• [Written problem]: Reproduce all the lines exactly as they stand, apart from the pictures.

-------- Records for this task --------

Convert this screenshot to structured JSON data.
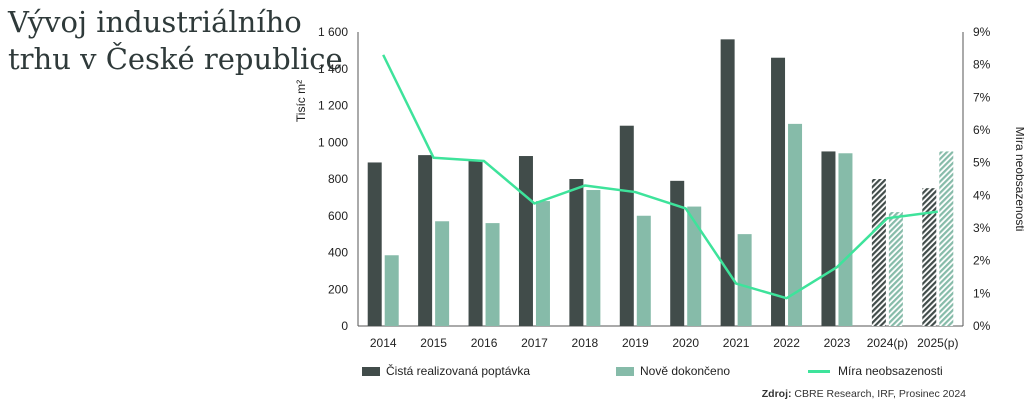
{
  "title": {
    "line1": "Vývoj industriálního",
    "line2": "trhu v České republice"
  },
  "source": {
    "label": "Zdroj:",
    "text": "CBRE Research, IRF, Prosinec 2024"
  },
  "colors": {
    "demand": "#414c4a",
    "completions": "#86bba9",
    "vacancy": "#3ee39b",
    "axis": "#555555"
  },
  "chart_data": {
    "type": "bar",
    "categories": [
      "2014",
      "2015",
      "2016",
      "2017",
      "2018",
      "2019",
      "2020",
      "2021",
      "2022",
      "2023",
      "2024(p)",
      "2025(p)"
    ],
    "projected_from_index": 10,
    "y_left": {
      "label": "Tisíc m²",
      "ylim": [
        0,
        1600
      ],
      "ticks": [
        "0",
        "200",
        "400",
        "600",
        "800",
        "1 000",
        "1 200",
        "1 400",
        "1 600"
      ]
    },
    "y_right": {
      "label": "Míra neobsazenosti",
      "ylim": [
        0,
        9
      ],
      "ticks": [
        "0%",
        "1%",
        "2%",
        "3%",
        "4%",
        "5%",
        "6%",
        "7%",
        "8%",
        "9%"
      ]
    },
    "grid": false,
    "legend_position": "bottom",
    "series": [
      {
        "name": "Čistá realizovaná poptávka",
        "type": "bar",
        "axis": "left",
        "values": [
          890,
          930,
          900,
          925,
          800,
          1090,
          790,
          1560,
          1460,
          950,
          800,
          750
        ]
      },
      {
        "name": "Nově dokončeno",
        "type": "bar",
        "axis": "left",
        "values": [
          385,
          570,
          560,
          680,
          740,
          600,
          650,
          500,
          1100,
          940,
          620,
          950
        ]
      },
      {
        "name": "Míra neobsazenosti",
        "type": "line",
        "axis": "right",
        "values": [
          8.3,
          5.15,
          5.05,
          3.75,
          4.3,
          4.1,
          3.6,
          1.3,
          0.85,
          1.8,
          3.3,
          3.5
        ]
      }
    ]
  }
}
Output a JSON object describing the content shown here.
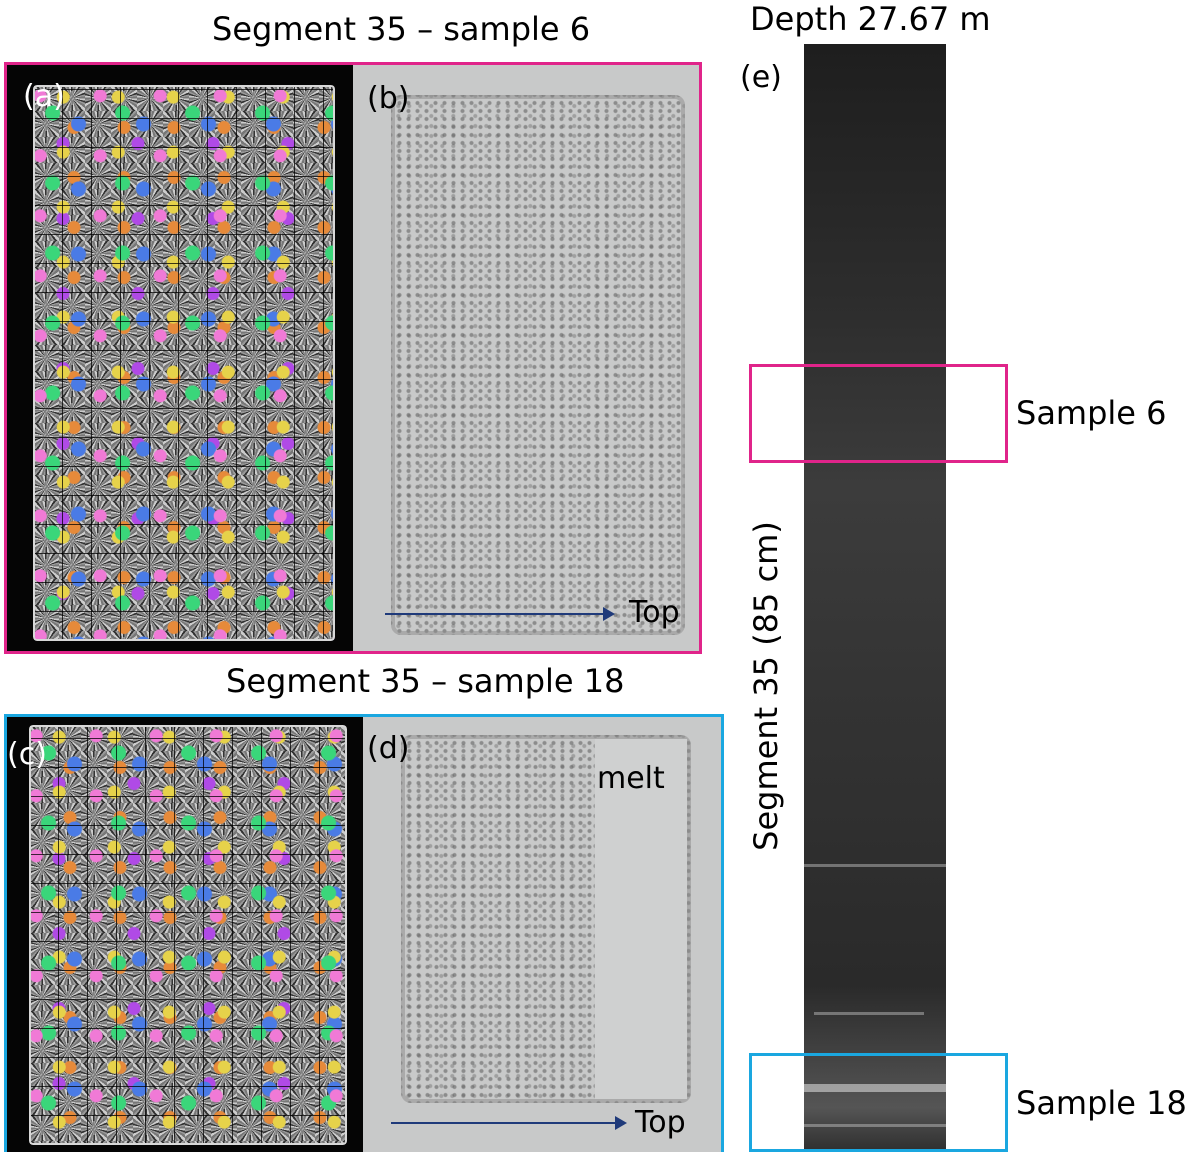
{
  "titles": {
    "top": "Segment 35 – sample 6",
    "bottom": "Segment 35 – sample 18",
    "depth": "Depth 27.67 m",
    "segment_vertical": "Segment 35 (85 cm)"
  },
  "panels": {
    "a": "(a)",
    "b": "(b)",
    "c": "(c)",
    "d": "(d)",
    "e": "(e)"
  },
  "annotations": {
    "top_b": "Top",
    "top_d": "Top",
    "melt": "melt",
    "sample6": "Sample 6",
    "sample18": "Sample 18"
  },
  "colors": {
    "sample6_frame": "#e0248a",
    "sample18_frame": "#1aa7e0",
    "arrow": "#1f3a7a"
  }
}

--------

• [Exercise answer]:
Convert this screenshot to structured JSON data.
{
  "title": {
    "line1": "Vývoj industriálního",
    "line2": "trhu v České republice"
  },
  "source": {
    "label": "Zdroj:",
    "text": "CBRE Research, IRF, Prosinec 2024"
  },
  "colors": {
    "demand": "#414c4a",
    "completions": "#86bba9",
    "vacancy": "#3ee39b",
    "axis": "#555555"
  },
  "chart_data": {
    "type": "bar",
    "categories": [
      "2014",
      "2015",
      "2016",
      "2017",
      "2018",
      "2019",
      "2020",
      "2021",
      "2022",
      "2023",
      "2024(p)",
      "2025(p)"
    ],
    "projected_from_index": 10,
    "y_left": {
      "label": "Tisíc m²",
      "ylim": [
        0,
        1600
      ],
      "ticks": [
        "0",
        "200",
        "400",
        "600",
        "800",
        "1 000",
        "1 200",
        "1 400",
        "1 600"
      ]
    },
    "y_right": {
      "label": "Míra neobsazenosti",
      "ylim": [
        0,
        9
      ],
      "ticks": [
        "0%",
        "1%",
        "2%",
        "3%",
        "4%",
        "5%",
        "6%",
        "7%",
        "8%",
        "9%"
      ]
    },
    "grid": false,
    "legend_position": "bottom",
    "series": [
      {
        "name": "Čistá realizovaná poptávka",
        "type": "bar",
        "axis": "left",
        "values": [
          890,
          930,
          900,
          925,
          800,
          1090,
          790,
          1560,
          1460,
          950,
          800,
          750
        ]
      },
      {
        "name": "Nově dokončeno",
        "type": "bar",
        "axis": "left",
        "values": [
          385,
          570,
          560,
          680,
          740,
          600,
          650,
          500,
          1100,
          940,
          620,
          950
        ]
      },
      {
        "name": "Míra neobsazenosti",
        "type": "line",
        "axis": "right",
        "values": [
          8.3,
          5.15,
          5.05,
          3.75,
          4.3,
          4.1,
          3.6,
          1.3,
          0.85,
          1.8,
          3.3,
          3.5
        ]
      }
    ]
  }
}
Output a JSON object describing the content shown here.
{
  "titles": {
    "top": "Segment 35 – sample 6",
    "bottom": "Segment 35 – sample 18",
    "depth": "Depth 27.67 m",
    "segment_vertical": "Segment 35 (85 cm)"
  },
  "panels": {
    "a": "(a)",
    "b": "(b)",
    "c": "(c)",
    "d": "(d)",
    "e": "(e)"
  },
  "annotations": {
    "top_b": "Top",
    "top_d": "Top",
    "melt": "melt",
    "sample6": "Sample 6",
    "sample18": "Sample 18"
  },
  "colors": {
    "sample6_frame": "#e0248a",
    "sample18_frame": "#1aa7e0",
    "arrow": "#1f3a7a"
  }
}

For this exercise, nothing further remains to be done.